** Start of EXERCISE MATERIALS **

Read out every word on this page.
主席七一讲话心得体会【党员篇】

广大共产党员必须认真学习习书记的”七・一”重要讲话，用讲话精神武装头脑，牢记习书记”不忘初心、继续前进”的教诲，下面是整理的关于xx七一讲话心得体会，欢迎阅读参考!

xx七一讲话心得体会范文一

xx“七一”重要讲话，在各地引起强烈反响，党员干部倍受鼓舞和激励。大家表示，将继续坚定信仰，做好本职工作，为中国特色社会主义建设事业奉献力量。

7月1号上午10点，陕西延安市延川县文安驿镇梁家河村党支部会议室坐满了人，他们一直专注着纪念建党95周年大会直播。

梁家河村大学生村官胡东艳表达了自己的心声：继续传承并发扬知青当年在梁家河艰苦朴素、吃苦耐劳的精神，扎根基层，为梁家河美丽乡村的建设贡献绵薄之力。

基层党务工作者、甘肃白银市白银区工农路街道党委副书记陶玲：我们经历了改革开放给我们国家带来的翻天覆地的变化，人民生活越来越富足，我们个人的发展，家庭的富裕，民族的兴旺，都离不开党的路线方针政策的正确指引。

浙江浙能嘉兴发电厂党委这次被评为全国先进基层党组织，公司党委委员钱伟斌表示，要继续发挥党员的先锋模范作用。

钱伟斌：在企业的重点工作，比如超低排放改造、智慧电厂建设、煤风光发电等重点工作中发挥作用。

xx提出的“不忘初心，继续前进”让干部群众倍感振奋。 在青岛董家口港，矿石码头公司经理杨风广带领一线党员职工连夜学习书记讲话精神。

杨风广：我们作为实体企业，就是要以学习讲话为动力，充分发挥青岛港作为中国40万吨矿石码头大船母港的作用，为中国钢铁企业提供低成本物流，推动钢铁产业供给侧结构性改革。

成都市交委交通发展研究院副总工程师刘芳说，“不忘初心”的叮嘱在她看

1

** End of EXERCISE MATERIALS **
** Start of EXERCISE MATERIALS **

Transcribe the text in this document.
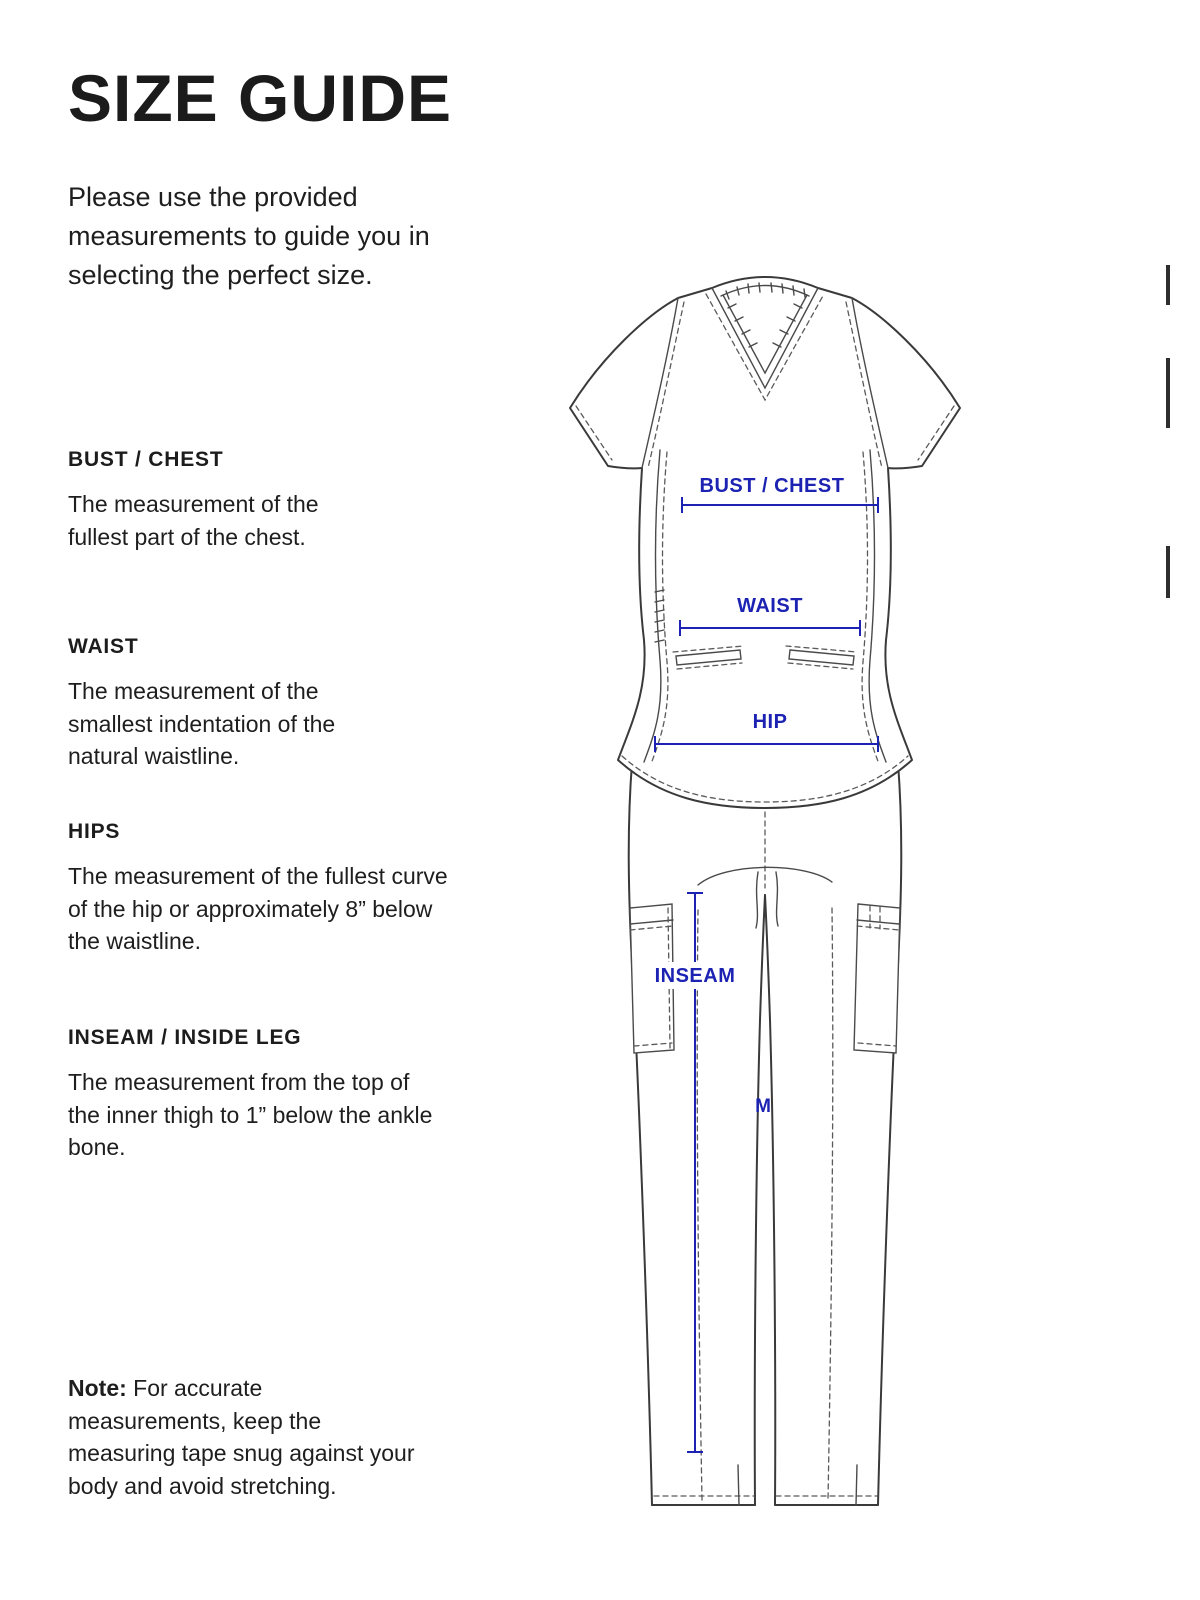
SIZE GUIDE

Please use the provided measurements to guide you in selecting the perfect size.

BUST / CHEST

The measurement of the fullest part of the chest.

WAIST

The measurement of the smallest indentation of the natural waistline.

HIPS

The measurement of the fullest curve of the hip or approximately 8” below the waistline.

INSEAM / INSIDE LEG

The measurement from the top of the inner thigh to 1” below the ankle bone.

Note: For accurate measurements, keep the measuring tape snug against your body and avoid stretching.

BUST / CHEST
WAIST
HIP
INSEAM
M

** End of EXERCISE MATERIALS **
** Start of EXERCISE MATERIALS **

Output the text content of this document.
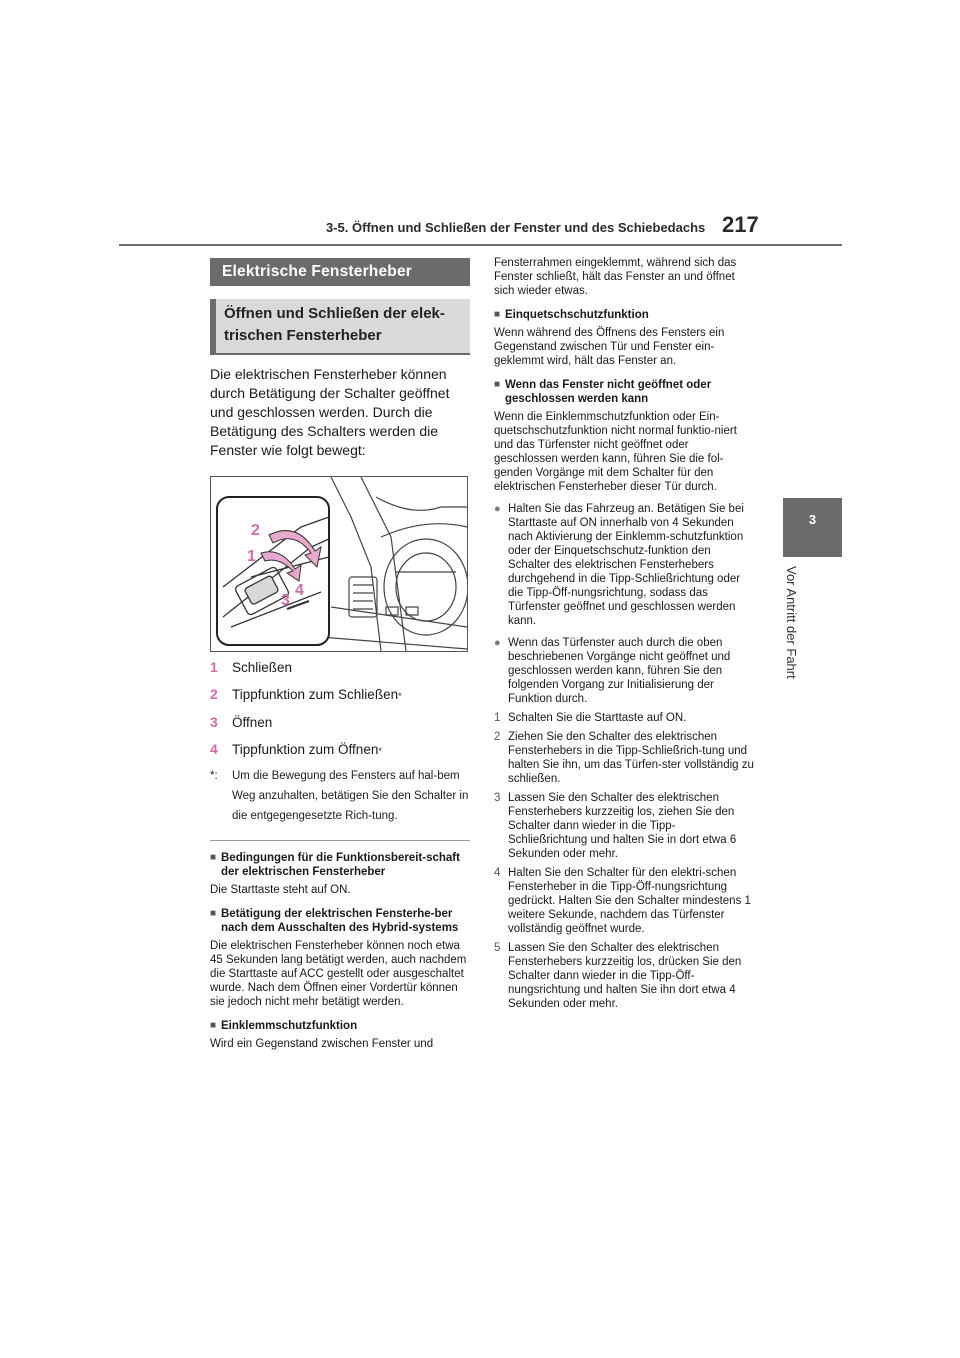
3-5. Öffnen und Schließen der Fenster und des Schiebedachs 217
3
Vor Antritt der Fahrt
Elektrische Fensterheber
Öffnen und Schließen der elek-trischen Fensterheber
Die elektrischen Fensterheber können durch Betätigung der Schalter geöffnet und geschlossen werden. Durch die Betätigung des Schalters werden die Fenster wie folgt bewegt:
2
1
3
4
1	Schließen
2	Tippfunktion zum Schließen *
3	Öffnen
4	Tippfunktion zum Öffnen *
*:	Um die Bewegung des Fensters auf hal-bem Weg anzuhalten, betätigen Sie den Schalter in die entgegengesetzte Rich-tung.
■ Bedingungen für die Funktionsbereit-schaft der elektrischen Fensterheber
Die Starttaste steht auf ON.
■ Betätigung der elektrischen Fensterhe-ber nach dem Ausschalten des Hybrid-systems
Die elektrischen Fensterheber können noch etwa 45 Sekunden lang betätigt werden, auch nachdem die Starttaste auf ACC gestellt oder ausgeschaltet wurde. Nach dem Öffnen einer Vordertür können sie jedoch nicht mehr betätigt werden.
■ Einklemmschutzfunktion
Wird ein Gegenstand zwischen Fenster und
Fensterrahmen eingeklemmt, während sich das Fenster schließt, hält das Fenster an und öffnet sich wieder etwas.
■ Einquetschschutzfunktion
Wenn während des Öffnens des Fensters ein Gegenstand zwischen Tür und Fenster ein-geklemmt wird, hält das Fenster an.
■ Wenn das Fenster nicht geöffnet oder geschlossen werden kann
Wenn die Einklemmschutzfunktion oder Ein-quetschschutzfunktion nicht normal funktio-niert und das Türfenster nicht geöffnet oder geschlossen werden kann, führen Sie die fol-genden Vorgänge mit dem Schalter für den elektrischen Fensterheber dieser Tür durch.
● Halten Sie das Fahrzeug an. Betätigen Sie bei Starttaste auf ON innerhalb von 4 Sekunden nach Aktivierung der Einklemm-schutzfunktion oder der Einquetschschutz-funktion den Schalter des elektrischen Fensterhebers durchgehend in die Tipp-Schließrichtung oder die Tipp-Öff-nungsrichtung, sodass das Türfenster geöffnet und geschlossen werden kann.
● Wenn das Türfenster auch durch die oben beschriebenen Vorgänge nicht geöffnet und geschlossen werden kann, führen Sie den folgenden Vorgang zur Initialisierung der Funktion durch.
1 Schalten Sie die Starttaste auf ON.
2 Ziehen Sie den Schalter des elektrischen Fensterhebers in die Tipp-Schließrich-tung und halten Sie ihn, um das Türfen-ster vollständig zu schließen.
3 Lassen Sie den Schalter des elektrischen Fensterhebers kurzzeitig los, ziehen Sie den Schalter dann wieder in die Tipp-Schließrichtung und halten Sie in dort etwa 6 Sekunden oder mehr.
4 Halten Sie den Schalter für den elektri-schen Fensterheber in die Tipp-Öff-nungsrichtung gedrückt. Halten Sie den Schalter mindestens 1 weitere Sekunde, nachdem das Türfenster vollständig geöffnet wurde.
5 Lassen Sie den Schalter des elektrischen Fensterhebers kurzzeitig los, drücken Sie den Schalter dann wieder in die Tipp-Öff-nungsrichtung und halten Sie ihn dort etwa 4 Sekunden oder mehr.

** End of EXERCISE MATERIALS **

Check each line of the entries for the string "below". Copy the lines that have it.

● RESPONSE TO THIS EXERCISE:
The measurement of the fullest curve of the hip or approximately 8” below the waistline.
The measurement from the top of the inner thigh to 1” below the ankle bone.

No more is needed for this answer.